--- Begin ---

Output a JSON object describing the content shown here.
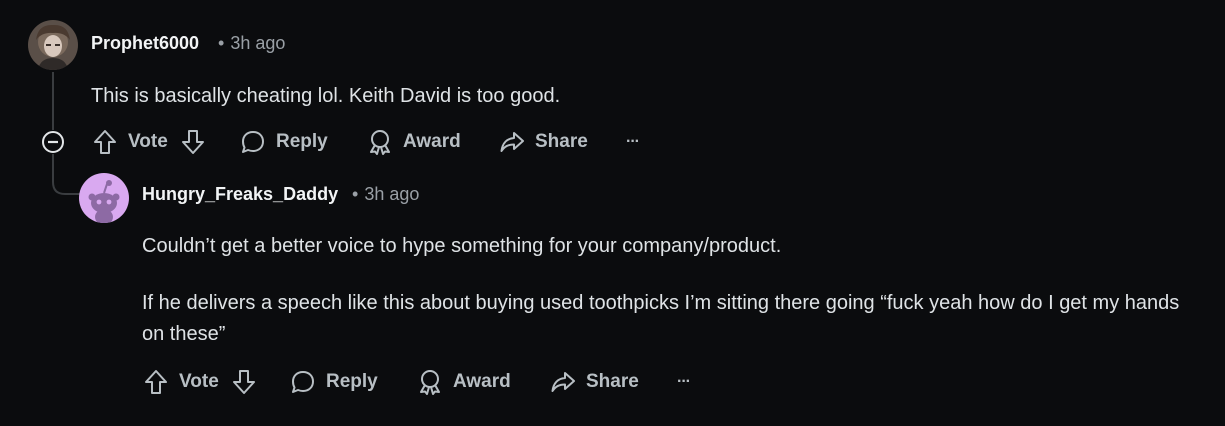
{
  "comments": [
    {
      "username": "Prophet6000",
      "time": "3h ago",
      "paragraphs": [
        "This is basically cheating lol. Keith David is too good."
      ],
      "actions": {
        "vote": "Vote",
        "reply": "Reply",
        "award": "Award",
        "share": "Share",
        "more": "···"
      }
    },
    {
      "username": "Hungry_Freaks_Daddy",
      "time": "3h ago",
      "paragraphs": [
        "Couldn’t get a better voice to hype something for your company/product.",
        "If he delivers a speech like this about buying used toothpicks I’m sitting there going “fuck yeah how do I get my hands on these”"
      ],
      "actions": {
        "vote": "Vote",
        "reply": "Reply",
        "award": "Award",
        "share": "Share",
        "more": "···"
      }
    }
  ],
  "icons": {
    "upvote": "arrow-up-icon",
    "downvote": "arrow-down-icon",
    "reply": "speech-bubble-icon",
    "award": "award-ribbon-icon",
    "share": "share-arrow-icon",
    "more": "ellipsis-icon",
    "collapse": "collapse-minus-icon"
  },
  "colors": {
    "background": "#0b0c0e",
    "text": "#dfe3e6",
    "muted": "#9aa0a6",
    "action": "#b8bfc4",
    "snoo_bg": "#d9a9f0"
  }
}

--- End ---

**THE PROBLEM:**
Leave out the pictures and retype every line above exactly.

**EXERCISE RESPONSE:**
Output a JSON object describing the content shown here.
{
  "comments": [
    {
      "username": "Prophet6000",
      "time": "3h ago",
      "paragraphs": [
        "This is basically cheating lol. Keith David is too good."
      ],
      "actions": {
        "vote": "Vote",
        "reply": "Reply",
        "award": "Award",
        "share": "Share",
        "more": "···"
      }
    },
    {
      "username": "Hungry_Freaks_Daddy",
      "time": "3h ago",
      "paragraphs": [
        "Couldn’t get a better voice to hype something for your company/product.",
        "If he delivers a speech like this about buying used toothpicks I’m sitting there going “fuck yeah how do I get my hands on these”"
      ],
      "actions": {
        "vote": "Vote",
        "reply": "Reply",
        "award": "Award",
        "share": "Share",
        "more": "···"
      }
    }
  ],
  "icons": {
    "upvote": "arrow-up-icon",
    "downvote": "arrow-down-icon",
    "reply": "speech-bubble-icon",
    "award": "award-ribbon-icon",
    "share": "share-arrow-icon",
    "more": "ellipsis-icon",
    "collapse": "collapse-minus-icon"
  },
  "colors": {
    "background": "#0b0c0e",
    "text": "#dfe3e6",
    "muted": "#9aa0a6",
    "action": "#b8bfc4",
    "snoo_bg": "#d9a9f0"
  }
}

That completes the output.